**What you will do**
Copy every record below exactly.

**Records**
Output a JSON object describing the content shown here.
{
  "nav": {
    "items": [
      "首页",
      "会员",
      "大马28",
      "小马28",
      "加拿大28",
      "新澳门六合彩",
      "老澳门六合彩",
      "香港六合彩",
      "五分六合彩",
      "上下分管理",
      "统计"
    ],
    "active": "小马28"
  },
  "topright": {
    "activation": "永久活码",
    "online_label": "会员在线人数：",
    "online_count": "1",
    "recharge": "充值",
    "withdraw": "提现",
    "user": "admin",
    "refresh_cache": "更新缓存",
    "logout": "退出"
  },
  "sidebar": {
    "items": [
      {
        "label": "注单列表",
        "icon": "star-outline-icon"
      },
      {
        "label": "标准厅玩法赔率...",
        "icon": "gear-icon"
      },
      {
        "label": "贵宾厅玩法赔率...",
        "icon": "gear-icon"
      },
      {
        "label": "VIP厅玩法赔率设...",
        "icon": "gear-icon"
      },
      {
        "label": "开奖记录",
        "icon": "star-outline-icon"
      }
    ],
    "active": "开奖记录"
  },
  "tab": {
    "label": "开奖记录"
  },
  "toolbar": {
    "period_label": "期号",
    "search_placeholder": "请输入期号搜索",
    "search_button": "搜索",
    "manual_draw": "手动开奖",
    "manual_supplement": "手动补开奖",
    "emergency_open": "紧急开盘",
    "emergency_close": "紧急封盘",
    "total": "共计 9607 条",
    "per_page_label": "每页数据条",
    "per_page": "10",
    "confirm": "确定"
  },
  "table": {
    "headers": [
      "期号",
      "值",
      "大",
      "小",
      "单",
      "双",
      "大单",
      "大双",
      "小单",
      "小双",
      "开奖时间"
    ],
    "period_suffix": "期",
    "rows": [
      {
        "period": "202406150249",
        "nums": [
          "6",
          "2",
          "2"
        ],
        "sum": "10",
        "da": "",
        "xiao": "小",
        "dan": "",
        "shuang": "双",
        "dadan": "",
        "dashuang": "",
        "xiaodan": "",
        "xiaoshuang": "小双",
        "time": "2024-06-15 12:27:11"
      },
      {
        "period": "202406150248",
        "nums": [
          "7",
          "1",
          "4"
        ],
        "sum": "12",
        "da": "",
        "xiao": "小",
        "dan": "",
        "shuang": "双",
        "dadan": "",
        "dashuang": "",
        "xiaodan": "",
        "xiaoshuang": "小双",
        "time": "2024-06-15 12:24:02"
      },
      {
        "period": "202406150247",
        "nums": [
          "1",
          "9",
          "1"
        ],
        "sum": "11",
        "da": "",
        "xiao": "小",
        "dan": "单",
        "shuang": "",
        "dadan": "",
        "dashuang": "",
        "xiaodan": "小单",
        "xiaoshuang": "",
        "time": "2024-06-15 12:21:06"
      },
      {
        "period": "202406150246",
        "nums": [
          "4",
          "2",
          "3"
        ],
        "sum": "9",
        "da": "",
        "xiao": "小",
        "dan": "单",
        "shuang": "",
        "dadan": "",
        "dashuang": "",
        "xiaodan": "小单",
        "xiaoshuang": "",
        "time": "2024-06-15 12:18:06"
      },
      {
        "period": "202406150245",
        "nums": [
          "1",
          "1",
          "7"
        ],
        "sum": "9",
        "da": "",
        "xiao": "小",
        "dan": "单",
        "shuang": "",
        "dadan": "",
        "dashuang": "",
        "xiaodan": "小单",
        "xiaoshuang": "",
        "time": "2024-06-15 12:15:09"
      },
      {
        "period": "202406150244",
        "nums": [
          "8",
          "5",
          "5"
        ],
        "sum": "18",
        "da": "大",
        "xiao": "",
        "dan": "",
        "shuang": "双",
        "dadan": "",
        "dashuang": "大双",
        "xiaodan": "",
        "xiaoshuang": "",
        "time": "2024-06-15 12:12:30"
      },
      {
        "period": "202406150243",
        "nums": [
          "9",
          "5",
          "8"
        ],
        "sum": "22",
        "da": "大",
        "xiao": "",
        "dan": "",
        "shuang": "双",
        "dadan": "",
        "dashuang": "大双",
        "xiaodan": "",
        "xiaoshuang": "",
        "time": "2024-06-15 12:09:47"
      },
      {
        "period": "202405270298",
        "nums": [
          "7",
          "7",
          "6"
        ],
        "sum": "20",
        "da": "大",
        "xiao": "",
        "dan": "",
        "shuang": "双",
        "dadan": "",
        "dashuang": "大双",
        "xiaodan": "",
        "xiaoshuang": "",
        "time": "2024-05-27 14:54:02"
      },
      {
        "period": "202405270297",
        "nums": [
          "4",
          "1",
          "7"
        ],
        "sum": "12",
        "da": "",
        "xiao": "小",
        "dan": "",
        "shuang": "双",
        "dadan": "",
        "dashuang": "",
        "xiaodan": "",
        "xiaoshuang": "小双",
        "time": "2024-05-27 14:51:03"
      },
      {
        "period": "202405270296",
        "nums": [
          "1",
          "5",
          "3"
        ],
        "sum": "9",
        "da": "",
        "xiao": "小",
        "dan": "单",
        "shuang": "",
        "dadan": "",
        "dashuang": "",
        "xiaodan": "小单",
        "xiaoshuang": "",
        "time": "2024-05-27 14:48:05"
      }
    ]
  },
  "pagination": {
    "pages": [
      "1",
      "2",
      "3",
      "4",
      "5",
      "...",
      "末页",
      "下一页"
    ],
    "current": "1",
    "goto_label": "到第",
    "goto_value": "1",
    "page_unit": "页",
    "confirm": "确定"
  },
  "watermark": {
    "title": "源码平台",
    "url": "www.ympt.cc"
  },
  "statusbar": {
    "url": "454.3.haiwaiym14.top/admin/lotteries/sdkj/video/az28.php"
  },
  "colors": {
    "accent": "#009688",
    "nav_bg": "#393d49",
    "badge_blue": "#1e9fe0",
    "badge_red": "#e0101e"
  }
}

**Answer to the task**
Output a JSON object describing the content shown here.
{
  "nav": {
    "items": [
      "首页",
      "会员",
      "大马28",
      "小马28",
      "加拿大28",
      "新澳门六合彩",
      "老澳门六合彩",
      "香港六合彩",
      "五分六合彩",
      "上下分管理",
      "统计"
    ],
    "active": "小马28"
  },
  "topright": {
    "activation": "永久活码",
    "online_label": "会员在线人数：",
    "online_count": "1",
    "recharge": "充值",
    "withdraw": "提现",
    "user": "admin",
    "refresh_cache": "更新缓存",
    "logout": "退出"
  },
  "sidebar": {
    "items": [
      {
        "label": "注单列表",
        "icon": "star-outline-icon"
      },
      {
        "label": "标准厅玩法赔率...",
        "icon": "gear-icon"
      },
      {
        "label": "贵宾厅玩法赔率...",
        "icon": "gear-icon"
      },
      {
        "label": "VIP厅玩法赔率设...",
        "icon": "gear-icon"
      },
      {
        "label": "开奖记录",
        "icon": "star-outline-icon"
      }
    ],
    "active": "开奖记录"
  },
  "tab": {
    "label": "开奖记录"
  },
  "toolbar": {
    "period_label": "期号",
    "search_placeholder": "请输入期号搜索",
    "search_button": "搜索",
    "manual_draw": "手动开奖",
    "manual_supplement": "手动补开奖",
    "emergency_open": "紧急开盘",
    "emergency_close": "紧急封盘",
    "total": "共计 9607 条",
    "per_page_label": "每页数据条",
    "per_page": "10",
    "confirm": "确定"
  },
  "table": {
    "headers": [
      "期号",
      "值",
      "大",
      "小",
      "单",
      "双",
      "大单",
      "大双",
      "小单",
      "小双",
      "开奖时间"
    ],
    "period_suffix": "期",
    "rows": [
      {
        "period": "202406150249",
        "nums": [
          "6",
          "2",
          "2"
        ],
        "sum": "10",
        "da": "",
        "xiao": "小",
        "dan": "",
        "shuang": "双",
        "dadan": "",
        "dashuang": "",
        "xiaodan": "",
        "xiaoshuang": "小双",
        "time": "2024-06-15 12:27:11"
      },
      {
        "period": "202406150248",
        "nums": [
          "7",
          "1",
          "4"
        ],
        "sum": "12",
        "da": "",
        "xiao": "小",
        "dan": "",
        "shuang": "双",
        "dadan": "",
        "dashuang": "",
        "xiaodan": "",
        "xiaoshuang": "小双",
        "time": "2024-06-15 12:24:02"
      },
      {
        "period": "202406150247",
        "nums": [
          "1",
          "9",
          "1"
        ],
        "sum": "11",
        "da": "",
        "xiao": "小",
        "dan": "单",
        "shuang": "",
        "dadan": "",
        "dashuang": "",
        "xiaodan": "小单",
        "xiaoshuang": "",
        "time": "2024-06-15 12:21:06"
      },
      {
        "period": "202406150246",
        "nums": [
          "4",
          "2",
          "3"
        ],
        "sum": "9",
        "da": "",
        "xiao": "小",
        "dan": "单",
        "shuang": "",
        "dadan": "",
        "dashuang": "",
        "xiaodan": "小单",
        "xiaoshuang": "",
        "time": "2024-06-15 12:18:06"
      },
      {
        "period": "202406150245",
        "nums": [
          "1",
          "1",
          "7"
        ],
        "sum": "9",
        "da": "",
        "xiao": "小",
        "dan": "单",
        "shuang": "",
        "dadan": "",
        "dashuang": "",
        "xiaodan": "小单",
        "xiaoshuang": "",
        "time": "2024-06-15 12:15:09"
      },
      {
        "period": "202406150244",
        "nums": [
          "8",
          "5",
          "5"
        ],
        "sum": "18",
        "da": "大",
        "xiao": "",
        "dan": "",
        "shuang": "双",
        "dadan": "",
        "dashuang": "大双",
        "xiaodan": "",
        "xiaoshuang": "",
        "time": "2024-06-15 12:12:30"
      },
      {
        "period": "202406150243",
        "nums": [
          "9",
          "5",
          "8"
        ],
        "sum": "22",
        "da": "大",
        "xiao": "",
        "dan": "",
        "shuang": "双",
        "dadan": "",
        "dashuang": "大双",
        "xiaodan": "",
        "xiaoshuang": "",
        "time": "2024-06-15 12:09:47"
      },
      {
        "period": "202405270298",
        "nums": [
          "7",
          "7",
          "6"
        ],
        "sum": "20",
        "da": "大",
        "xiao": "",
        "dan": "",
        "shuang": "双",
        "dadan": "",
        "dashuang": "大双",
        "xiaodan": "",
        "xiaoshuang": "",
        "time": "2024-05-27 14:54:02"
      },
      {
        "period": "202405270297",
        "nums": [
          "4",
          "1",
          "7"
        ],
        "sum": "12",
        "da": "",
        "xiao": "小",
        "dan": "",
        "shuang": "双",
        "dadan": "",
        "dashuang": "",
        "xiaodan": "",
        "xiaoshuang": "小双",
        "time": "2024-05-27 14:51:03"
      },
      {
        "period": "202405270296",
        "nums": [
          "1",
          "5",
          "3"
        ],
        "sum": "9",
        "da": "",
        "xiao": "小",
        "dan": "单",
        "shuang": "",
        "dadan": "",
        "dashuang": "",
        "xiaodan": "小单",
        "xiaoshuang": "",
        "time": "2024-05-27 14:48:05"
      }
    ]
  },
  "pagination": {
    "pages": [
      "1",
      "2",
      "3",
      "4",
      "5",
      "...",
      "末页",
      "下一页"
    ],
    "current": "1",
    "goto_label": "到第",
    "goto_value": "1",
    "page_unit": "页",
    "confirm": "确定"
  },
  "watermark": {
    "title": "源码平台",
    "url": "www.ympt.cc"
  },
  "statusbar": {
    "url": "454.3.haiwaiym14.top/admin/lotteries/sdkj/video/az28.php"
  },
  "colors": {
    "accent": "#009688",
    "nav_bg": "#393d49",
    "badge_blue": "#1e9fe0",
    "badge_red": "#e0101e"
  }
}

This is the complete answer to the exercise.